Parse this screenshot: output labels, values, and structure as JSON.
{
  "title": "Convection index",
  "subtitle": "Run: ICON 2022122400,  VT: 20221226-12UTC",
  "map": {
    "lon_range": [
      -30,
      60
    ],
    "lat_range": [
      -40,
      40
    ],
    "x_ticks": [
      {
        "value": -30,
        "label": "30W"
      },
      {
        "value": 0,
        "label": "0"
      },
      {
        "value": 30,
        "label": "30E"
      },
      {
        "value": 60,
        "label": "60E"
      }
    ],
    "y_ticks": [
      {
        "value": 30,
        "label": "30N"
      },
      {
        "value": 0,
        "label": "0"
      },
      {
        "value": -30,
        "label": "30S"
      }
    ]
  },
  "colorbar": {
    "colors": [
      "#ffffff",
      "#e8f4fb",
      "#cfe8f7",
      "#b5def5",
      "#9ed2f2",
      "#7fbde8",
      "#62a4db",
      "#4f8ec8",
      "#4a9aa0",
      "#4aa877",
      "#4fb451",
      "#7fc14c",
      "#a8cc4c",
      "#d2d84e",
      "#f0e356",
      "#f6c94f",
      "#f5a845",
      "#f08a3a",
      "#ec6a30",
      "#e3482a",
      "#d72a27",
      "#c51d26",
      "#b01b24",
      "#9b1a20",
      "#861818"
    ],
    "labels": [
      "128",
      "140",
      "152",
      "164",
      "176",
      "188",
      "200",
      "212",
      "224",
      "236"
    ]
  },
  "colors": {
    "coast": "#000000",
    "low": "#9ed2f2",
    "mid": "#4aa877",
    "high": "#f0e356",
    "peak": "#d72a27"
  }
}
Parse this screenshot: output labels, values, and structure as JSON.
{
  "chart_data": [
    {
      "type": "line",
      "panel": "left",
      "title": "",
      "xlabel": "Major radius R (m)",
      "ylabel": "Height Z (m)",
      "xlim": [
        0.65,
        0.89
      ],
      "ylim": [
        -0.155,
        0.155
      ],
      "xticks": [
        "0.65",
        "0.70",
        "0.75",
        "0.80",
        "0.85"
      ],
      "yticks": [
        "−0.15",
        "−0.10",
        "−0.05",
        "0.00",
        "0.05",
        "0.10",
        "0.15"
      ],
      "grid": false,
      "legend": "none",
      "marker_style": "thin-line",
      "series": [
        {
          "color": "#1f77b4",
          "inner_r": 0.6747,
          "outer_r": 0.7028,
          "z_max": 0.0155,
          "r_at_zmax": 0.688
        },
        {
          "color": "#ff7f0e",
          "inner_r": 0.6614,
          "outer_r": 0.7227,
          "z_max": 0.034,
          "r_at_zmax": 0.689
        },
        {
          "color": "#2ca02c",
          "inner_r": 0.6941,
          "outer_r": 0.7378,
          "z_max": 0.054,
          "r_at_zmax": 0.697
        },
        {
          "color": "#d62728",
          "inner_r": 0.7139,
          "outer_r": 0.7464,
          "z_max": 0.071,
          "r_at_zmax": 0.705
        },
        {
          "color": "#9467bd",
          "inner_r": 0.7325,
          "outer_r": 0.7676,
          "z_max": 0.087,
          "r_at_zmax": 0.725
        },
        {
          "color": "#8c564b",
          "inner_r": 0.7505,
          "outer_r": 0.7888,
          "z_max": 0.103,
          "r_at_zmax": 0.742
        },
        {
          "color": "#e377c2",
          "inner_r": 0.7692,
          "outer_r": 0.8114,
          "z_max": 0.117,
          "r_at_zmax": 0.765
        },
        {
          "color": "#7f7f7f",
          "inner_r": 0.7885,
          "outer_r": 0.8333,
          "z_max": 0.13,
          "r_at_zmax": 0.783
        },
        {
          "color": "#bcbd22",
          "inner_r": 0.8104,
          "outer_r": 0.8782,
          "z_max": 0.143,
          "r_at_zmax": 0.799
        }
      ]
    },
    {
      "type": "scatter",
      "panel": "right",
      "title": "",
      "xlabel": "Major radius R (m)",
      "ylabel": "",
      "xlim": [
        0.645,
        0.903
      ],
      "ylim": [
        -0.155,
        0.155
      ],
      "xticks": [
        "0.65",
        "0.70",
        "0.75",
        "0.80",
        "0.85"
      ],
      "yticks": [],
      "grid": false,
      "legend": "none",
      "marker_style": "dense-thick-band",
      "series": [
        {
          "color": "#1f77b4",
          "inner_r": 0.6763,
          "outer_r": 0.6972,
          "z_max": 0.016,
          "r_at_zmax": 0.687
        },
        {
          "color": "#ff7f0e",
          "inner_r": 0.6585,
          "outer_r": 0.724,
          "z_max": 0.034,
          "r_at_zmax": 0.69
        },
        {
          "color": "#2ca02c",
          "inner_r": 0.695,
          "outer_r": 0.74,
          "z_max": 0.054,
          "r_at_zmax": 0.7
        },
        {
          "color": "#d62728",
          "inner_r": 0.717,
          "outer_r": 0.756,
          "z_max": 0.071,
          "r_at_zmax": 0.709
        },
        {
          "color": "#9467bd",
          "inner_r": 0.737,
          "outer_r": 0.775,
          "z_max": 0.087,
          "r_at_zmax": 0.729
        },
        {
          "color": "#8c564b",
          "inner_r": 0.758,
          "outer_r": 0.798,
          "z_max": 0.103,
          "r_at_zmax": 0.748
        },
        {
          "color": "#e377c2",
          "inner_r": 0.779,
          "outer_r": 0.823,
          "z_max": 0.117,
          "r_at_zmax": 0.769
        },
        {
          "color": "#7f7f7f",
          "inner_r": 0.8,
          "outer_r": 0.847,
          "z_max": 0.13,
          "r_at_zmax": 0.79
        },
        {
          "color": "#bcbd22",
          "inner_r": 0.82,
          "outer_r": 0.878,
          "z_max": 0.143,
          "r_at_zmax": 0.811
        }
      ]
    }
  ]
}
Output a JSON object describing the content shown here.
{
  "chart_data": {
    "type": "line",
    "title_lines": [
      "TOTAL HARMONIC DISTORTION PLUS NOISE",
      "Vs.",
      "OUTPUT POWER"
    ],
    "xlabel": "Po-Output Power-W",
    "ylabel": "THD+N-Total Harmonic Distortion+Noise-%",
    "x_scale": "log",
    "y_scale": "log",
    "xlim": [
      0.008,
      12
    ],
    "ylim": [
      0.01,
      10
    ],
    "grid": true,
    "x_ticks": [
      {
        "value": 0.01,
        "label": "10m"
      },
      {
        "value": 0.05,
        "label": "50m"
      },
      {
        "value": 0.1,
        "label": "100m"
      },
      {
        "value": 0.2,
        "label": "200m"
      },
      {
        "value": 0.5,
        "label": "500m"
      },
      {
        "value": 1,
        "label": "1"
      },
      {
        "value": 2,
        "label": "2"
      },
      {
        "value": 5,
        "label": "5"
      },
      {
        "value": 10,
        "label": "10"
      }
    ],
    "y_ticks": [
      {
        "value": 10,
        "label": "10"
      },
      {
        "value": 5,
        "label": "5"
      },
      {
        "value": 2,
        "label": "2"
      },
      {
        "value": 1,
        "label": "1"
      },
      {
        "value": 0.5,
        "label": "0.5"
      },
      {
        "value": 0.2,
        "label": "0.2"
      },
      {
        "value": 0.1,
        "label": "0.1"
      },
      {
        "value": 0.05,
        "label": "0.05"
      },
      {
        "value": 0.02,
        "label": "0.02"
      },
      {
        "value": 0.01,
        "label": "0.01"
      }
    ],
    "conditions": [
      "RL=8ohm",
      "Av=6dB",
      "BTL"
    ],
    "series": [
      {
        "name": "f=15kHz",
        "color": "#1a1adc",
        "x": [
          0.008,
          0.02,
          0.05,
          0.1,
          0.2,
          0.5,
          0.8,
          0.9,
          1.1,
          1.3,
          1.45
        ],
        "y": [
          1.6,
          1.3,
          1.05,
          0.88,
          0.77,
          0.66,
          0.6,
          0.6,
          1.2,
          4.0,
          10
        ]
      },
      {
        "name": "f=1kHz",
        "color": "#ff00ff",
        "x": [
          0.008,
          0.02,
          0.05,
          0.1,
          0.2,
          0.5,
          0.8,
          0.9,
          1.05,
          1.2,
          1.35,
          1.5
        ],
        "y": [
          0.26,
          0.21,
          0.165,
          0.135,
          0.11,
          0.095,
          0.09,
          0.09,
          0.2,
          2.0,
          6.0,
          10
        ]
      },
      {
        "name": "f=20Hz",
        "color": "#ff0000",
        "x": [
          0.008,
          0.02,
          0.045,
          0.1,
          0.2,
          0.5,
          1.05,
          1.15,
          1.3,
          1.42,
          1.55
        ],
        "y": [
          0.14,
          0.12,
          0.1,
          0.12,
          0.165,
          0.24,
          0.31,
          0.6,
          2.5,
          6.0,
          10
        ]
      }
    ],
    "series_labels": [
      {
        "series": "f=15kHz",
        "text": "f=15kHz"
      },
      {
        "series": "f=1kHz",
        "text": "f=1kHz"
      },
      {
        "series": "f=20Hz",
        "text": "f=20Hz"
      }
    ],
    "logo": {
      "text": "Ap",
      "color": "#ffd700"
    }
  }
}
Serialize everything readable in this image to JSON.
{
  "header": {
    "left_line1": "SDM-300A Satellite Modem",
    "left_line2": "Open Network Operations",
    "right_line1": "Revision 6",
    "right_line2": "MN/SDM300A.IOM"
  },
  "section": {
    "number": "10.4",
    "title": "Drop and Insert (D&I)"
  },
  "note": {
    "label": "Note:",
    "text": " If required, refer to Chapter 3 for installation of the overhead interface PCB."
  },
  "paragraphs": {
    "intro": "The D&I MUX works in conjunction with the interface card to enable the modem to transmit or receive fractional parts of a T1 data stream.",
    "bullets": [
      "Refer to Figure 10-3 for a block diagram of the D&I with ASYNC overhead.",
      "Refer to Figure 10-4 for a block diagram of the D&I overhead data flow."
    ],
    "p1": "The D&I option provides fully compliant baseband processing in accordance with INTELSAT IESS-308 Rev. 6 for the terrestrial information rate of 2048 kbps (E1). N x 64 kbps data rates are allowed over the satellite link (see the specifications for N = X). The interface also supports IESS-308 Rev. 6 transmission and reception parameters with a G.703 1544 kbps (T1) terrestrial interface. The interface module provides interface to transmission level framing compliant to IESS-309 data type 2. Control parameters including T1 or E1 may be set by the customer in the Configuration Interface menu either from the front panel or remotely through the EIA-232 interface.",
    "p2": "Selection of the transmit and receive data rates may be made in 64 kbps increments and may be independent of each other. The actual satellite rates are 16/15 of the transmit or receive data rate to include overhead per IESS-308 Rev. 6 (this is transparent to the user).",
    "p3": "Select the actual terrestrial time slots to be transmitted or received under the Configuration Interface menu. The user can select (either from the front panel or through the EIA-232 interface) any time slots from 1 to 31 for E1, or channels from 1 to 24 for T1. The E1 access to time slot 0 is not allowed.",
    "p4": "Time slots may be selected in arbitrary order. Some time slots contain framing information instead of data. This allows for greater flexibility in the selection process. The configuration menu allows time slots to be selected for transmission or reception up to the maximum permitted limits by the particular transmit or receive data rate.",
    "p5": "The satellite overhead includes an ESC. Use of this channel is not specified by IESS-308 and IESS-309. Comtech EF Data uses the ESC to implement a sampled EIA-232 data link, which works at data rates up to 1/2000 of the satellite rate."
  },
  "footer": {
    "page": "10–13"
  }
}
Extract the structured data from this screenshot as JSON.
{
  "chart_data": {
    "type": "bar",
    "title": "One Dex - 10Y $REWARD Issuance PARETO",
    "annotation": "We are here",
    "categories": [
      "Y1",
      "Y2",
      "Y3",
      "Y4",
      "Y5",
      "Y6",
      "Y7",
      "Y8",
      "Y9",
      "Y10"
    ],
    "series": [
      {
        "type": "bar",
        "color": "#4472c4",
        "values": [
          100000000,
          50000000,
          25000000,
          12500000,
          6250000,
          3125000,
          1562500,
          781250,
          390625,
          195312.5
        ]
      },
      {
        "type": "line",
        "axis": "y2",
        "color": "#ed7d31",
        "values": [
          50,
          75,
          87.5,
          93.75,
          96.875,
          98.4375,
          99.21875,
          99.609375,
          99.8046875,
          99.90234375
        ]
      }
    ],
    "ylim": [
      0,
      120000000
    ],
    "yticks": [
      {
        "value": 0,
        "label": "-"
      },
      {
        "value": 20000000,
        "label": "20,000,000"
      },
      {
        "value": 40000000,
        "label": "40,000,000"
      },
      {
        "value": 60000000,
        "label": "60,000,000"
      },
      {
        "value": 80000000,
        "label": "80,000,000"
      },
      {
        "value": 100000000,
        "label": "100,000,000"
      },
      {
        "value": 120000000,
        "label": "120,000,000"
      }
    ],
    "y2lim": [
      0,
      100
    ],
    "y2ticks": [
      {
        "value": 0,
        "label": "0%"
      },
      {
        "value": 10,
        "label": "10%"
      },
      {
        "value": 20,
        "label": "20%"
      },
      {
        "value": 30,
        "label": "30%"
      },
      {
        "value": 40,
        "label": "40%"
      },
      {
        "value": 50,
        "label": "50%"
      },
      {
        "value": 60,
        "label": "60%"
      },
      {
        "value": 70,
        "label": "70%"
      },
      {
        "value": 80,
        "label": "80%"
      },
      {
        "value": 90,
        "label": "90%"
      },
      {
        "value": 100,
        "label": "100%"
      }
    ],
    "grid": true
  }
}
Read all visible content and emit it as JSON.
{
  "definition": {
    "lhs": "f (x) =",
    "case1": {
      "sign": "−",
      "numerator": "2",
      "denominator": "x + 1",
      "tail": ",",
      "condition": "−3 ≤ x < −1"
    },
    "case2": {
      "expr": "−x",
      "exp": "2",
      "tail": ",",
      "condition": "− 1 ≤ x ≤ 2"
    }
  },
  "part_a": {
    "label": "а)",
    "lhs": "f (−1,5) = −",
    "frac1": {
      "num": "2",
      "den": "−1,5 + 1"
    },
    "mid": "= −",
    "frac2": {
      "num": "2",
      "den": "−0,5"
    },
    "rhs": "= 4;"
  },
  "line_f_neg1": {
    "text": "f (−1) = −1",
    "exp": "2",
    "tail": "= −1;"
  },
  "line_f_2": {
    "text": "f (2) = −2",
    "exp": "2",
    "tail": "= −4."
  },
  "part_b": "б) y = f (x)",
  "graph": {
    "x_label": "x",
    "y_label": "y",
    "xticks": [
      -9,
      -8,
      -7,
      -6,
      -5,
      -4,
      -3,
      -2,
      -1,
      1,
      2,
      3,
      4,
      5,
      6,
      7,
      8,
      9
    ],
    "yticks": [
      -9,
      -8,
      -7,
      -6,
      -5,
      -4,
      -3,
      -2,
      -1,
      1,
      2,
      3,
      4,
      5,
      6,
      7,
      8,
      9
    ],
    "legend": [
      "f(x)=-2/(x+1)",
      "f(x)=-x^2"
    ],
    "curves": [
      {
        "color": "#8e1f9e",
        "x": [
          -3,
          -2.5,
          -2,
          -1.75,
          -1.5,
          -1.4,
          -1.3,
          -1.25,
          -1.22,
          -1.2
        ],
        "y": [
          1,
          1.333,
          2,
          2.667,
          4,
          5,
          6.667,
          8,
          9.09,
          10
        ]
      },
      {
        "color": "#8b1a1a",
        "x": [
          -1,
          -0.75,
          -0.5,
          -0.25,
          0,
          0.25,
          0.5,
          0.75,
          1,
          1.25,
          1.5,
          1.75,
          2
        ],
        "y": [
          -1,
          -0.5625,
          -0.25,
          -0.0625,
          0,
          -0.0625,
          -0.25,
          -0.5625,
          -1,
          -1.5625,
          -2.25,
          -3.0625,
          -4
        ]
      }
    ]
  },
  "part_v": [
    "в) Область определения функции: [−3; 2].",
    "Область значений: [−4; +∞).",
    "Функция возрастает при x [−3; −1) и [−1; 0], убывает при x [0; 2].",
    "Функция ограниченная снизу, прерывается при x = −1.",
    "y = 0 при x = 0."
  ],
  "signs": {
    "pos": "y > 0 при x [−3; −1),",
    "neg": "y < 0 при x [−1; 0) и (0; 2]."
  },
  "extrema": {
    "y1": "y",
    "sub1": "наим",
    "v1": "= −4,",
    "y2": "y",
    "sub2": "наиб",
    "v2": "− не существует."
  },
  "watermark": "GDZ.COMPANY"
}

* DO THIS: Using the listing above, list every line in which the string "Figure" occurs.

* TASK RESULT:
      "Refer to Figure 10-3 for a block diagram of the D&I with ASYNC overhead.",
      "Refer to Figure 10-4 for a block diagram of the D&I overhead data flow."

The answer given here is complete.